» PROBLEM DETAILS: Omit the pictures from the entries below and retype everything else exactly.

--- EXERCISE MATERIALS ---

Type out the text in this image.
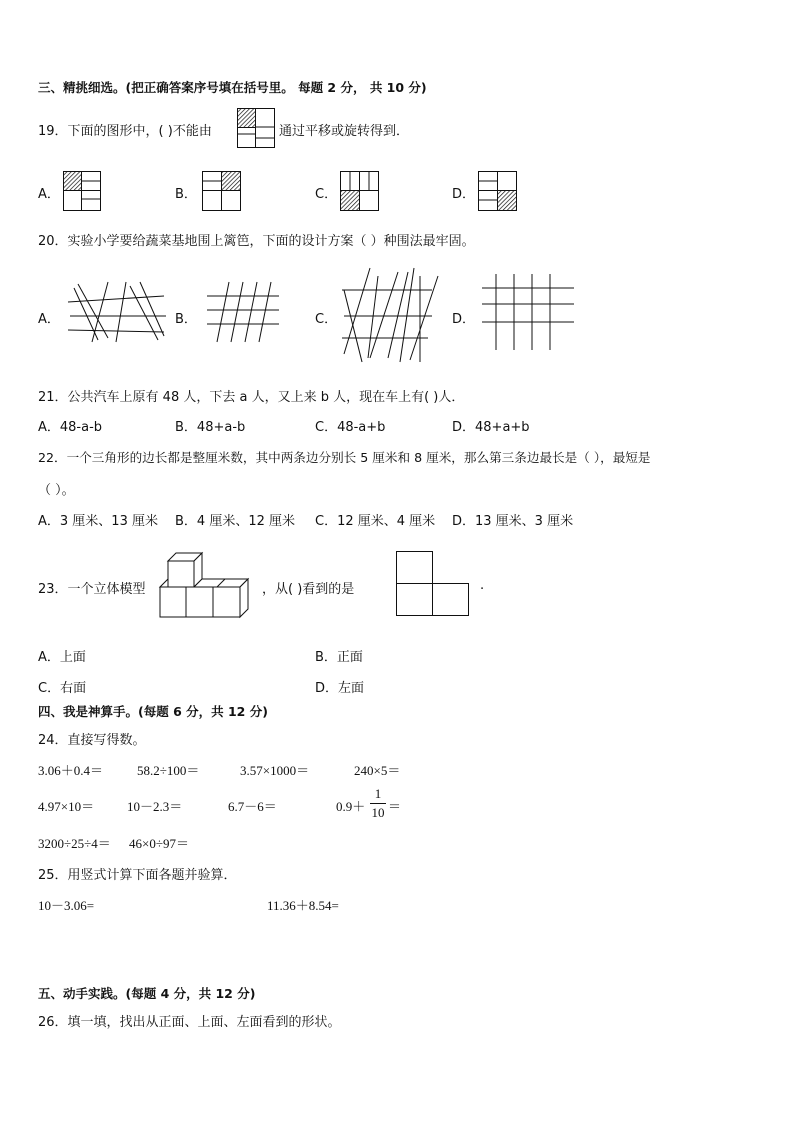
三、精挑细选。(把正确答案序号填在括号里。 每题 2 分， 共 10 分)
19．下面的图形中，( )不能由	通过平移或旋转得到．
A．	B．	C．	D．
20．实验小学要给蔬菜基地围上篱笆，下面的设计方案（ ）种围法最牢固。
A．	B．	C．	D．
21．公共汽车上原有 48 人，下去 a 人，又上来 b 人，现在车上有( )人．
A．48-a-b	B．48+a-b	C．48-a+b	D．48+a+b
22．一个三角形的边长都是整厘米数，其中两条边分别长 5 厘米和 8 厘米，那么第三条边最长是（ ），最短是
（ ）。
A．3 厘米、13 厘米 B．4 厘米、12 厘米 C．12 厘米、4 厘米 D．13 厘米、3 厘米
23．一个立体模型	，从( )看到的是	.
A．上面	B．正面
C．右面	D．左面
四、我是神算手。(每题 6 分，共 12 分)
24．直接写得数。
3.06＋0.4＝	58.2÷100＝	3.57×1000＝	240×5＝
4.97×10＝	10－2.3＝	6.7－6＝	0.9＋
1
10 ＝
3200÷25÷4＝ 46×0÷97＝
25．用竖式计算下面各题并验算．
10－3.06=	11.36＋8.54=
五、动手实践。(每题 4 分，共 12 分)
26．填一填，找出从正面、上面、左面看到的形状。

---

» RESULT BELOW:
Type out the text in this image.
三、精挑细选。(把正确答案序号填在括号里。 每题 2 分， 共 10 分)
19．下面的图形中，( )不能由	通过平移或旋转得到．
A．	B．	C．	D．
20．实验小学要给蔬菜基地围上篱笆，下面的设计方案（ ）种围法最牢固。
A．	B．	C．	D．
21．公共汽车上原有 48 人，下去 a 人，又上来 b 人，现在车上有( )人．
A．48-a-b	B．48+a-b	C．48-a+b	D．48+a+b
22．一个三角形的边长都是整厘米数，其中两条边分别长 5 厘米和 8 厘米，那么第三条边最长是（ ），最短是
（ ）。
A．3 厘米、13 厘米 B．4 厘米、12 厘米 C．12 厘米、4 厘米 D．13 厘米、3 厘米
23．一个立体模型	，从( )看到的是	.
A．上面	B．正面
C．右面	D．左面
四、我是神算手。(每题 6 分，共 12 分)
24．直接写得数。
3.06＋0.4＝	58.2÷100＝	3.57×1000＝	240×5＝
4.97×10＝	10－2.3＝	6.7－6＝	0.9＋
1
10 ＝
3200÷25÷4＝ 46×0÷97＝
25．用竖式计算下面各题并验算．
10－3.06=	11.36＋8.54=
五、动手实践。(每题 4 分，共 12 分)
26．填一填，找出从正面、上面、左面看到的形状。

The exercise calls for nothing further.